**DO THIS:** Transcribe the full listing below exactly.

━━━━━━━━━━

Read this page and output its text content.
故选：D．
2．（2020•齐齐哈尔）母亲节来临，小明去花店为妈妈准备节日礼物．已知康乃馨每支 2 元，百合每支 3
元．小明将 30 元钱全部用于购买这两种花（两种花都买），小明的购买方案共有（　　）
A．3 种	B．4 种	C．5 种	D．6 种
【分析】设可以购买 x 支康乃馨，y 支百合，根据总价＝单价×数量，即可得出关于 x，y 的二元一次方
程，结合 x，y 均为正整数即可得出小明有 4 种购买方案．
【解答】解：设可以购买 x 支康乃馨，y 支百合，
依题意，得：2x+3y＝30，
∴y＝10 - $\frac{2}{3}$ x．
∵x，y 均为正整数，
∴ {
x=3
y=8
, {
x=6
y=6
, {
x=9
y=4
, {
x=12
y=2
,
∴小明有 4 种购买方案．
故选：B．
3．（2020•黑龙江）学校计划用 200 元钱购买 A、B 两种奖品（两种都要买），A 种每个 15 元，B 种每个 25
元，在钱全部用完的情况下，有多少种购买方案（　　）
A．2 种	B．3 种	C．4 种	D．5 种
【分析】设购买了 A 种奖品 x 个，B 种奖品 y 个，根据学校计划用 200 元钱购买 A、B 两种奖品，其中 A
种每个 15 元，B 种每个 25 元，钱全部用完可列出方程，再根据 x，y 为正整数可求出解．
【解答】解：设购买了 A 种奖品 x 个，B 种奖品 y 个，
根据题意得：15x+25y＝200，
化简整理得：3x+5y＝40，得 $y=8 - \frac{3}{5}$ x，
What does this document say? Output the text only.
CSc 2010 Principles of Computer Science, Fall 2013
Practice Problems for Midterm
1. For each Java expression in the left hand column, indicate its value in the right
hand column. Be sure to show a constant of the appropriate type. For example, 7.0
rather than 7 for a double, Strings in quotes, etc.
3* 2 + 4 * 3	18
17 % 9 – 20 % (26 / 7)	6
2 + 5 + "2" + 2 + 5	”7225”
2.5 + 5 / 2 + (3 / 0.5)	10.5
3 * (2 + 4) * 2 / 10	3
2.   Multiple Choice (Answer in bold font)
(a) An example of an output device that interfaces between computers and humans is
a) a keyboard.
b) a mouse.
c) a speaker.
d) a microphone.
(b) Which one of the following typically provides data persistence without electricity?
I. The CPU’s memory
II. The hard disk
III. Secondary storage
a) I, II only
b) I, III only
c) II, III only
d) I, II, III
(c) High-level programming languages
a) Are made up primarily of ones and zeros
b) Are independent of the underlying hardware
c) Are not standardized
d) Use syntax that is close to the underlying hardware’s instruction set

━━━━━━━━━━

**ANSWER TO THE EXERCISE:**
Read this page and output its text content.
故选：D．
2．（2020•齐齐哈尔）母亲节来临，小明去花店为妈妈准备节日礼物．已知康乃馨每支 2 元，百合每支 3
元．小明将 30 元钱全部用于购买这两种花（两种花都买），小明的购买方案共有（　　）
A．3 种	B．4 种	C．5 种	D．6 种
【分析】设可以购买 x 支康乃馨，y 支百合，根据总价＝单价×数量，即可得出关于 x，y 的二元一次方
程，结合 x，y 均为正整数即可得出小明有 4 种购买方案．
【解答】解：设可以购买 x 支康乃馨，y 支百合，
依题意，得：2x+3y＝30，
∴y＝10 - $\frac{2}{3}$ x．
∵x，y 均为正整数，
∴ {
x=3
y=8
, {
x=6
y=6
, {
x=9
y=4
, {
x=12
y=2
,
∴小明有 4 种购买方案．
故选：B．
3．（2020•黑龙江）学校计划用 200 元钱购买 A、B 两种奖品（两种都要买），A 种每个 15 元，B 种每个 25
元，在钱全部用完的情况下，有多少种购买方案（　　）
A．2 种	B．3 种	C．4 种	D．5 种
【分析】设购买了 A 种奖品 x 个，B 种奖品 y 个，根据学校计划用 200 元钱购买 A、B 两种奖品，其中 A
种每个 15 元，B 种每个 25 元，钱全部用完可列出方程，再根据 x，y 为正整数可求出解．
【解答】解：设购买了 A 种奖品 x 个，B 种奖品 y 个，
根据题意得：15x+25y＝200，
化简整理得：3x+5y＝40，得 $y=8 - \frac{3}{5}$ x，
What does this document say? Output the text only.
CSc 2010 Principles of Computer Science, Fall 2013
Practice Problems for Midterm
1. For each Java expression in the left hand column, indicate its value in the right
hand column. Be sure to show a constant of the appropriate type. For example, 7.0
rather than 7 for a double, Strings in quotes, etc.
3* 2 + 4 * 3	18
17 % 9 – 20 % (26 / 7)	6
2 + 5 + "2" + 2 + 5	”7225”
2.5 + 5 / 2 + (3 / 0.5)	10.5
3 * (2 + 4) * 2 / 10	3
2.   Multiple Choice (Answer in bold font)
(a) An example of an output device that interfaces between computers and humans is
a) a keyboard.
b) a mouse.
c) a speaker.
d) a microphone.
(b) Which one of the following typically provides data persistence without electricity?
I. The CPU’s memory
II. The hard disk
III. Secondary storage
a) I, II only
b) I, III only
c) II, III only
d) I, II, III
(c) High-level programming languages
a) Are made up primarily of ones and zeros
b) Are independent of the underlying hardware
c) Are not standardized
d) Use syntax that is close to the underlying hardware’s instruction set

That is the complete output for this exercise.